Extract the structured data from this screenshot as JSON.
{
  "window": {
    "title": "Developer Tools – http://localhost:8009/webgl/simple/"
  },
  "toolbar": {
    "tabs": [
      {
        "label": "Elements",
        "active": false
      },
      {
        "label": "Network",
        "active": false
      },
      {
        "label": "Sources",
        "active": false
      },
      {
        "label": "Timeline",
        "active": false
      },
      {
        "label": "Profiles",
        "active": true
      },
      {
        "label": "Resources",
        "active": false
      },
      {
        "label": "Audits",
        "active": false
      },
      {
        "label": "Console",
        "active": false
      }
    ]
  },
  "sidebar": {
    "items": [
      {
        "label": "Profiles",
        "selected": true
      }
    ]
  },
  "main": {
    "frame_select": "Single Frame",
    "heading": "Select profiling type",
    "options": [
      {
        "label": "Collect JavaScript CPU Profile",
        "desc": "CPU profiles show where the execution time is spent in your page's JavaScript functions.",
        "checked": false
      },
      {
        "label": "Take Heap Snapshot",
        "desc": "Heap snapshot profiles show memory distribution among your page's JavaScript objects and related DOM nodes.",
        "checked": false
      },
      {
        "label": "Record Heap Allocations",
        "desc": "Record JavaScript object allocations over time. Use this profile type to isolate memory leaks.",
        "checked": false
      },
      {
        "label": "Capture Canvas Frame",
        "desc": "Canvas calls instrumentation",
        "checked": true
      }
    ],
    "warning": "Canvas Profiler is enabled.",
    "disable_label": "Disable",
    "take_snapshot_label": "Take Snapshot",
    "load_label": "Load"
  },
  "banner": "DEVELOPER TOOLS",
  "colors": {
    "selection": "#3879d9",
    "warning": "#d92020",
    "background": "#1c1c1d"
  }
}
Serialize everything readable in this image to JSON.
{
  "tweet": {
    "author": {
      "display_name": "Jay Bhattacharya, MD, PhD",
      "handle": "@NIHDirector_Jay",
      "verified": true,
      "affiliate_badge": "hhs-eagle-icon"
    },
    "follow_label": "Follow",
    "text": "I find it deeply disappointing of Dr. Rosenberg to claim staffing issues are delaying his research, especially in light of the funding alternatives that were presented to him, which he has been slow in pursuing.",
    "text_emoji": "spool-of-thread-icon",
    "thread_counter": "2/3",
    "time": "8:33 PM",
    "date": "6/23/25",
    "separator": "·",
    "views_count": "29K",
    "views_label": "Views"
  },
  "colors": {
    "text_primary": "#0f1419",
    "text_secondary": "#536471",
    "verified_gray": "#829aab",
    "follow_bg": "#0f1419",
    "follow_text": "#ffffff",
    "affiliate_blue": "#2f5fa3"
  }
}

-=-=-=-=-

Pick out each line containing the string "memory" and copy it.

Answer to the exercise:
        "desc": "Heap snapshot profiles show memory distribution among your page's JavaScript objects and related DOM nodes.",
        "desc": "Record JavaScript object allocations over time. Use this profile type to isolate memory leaks.",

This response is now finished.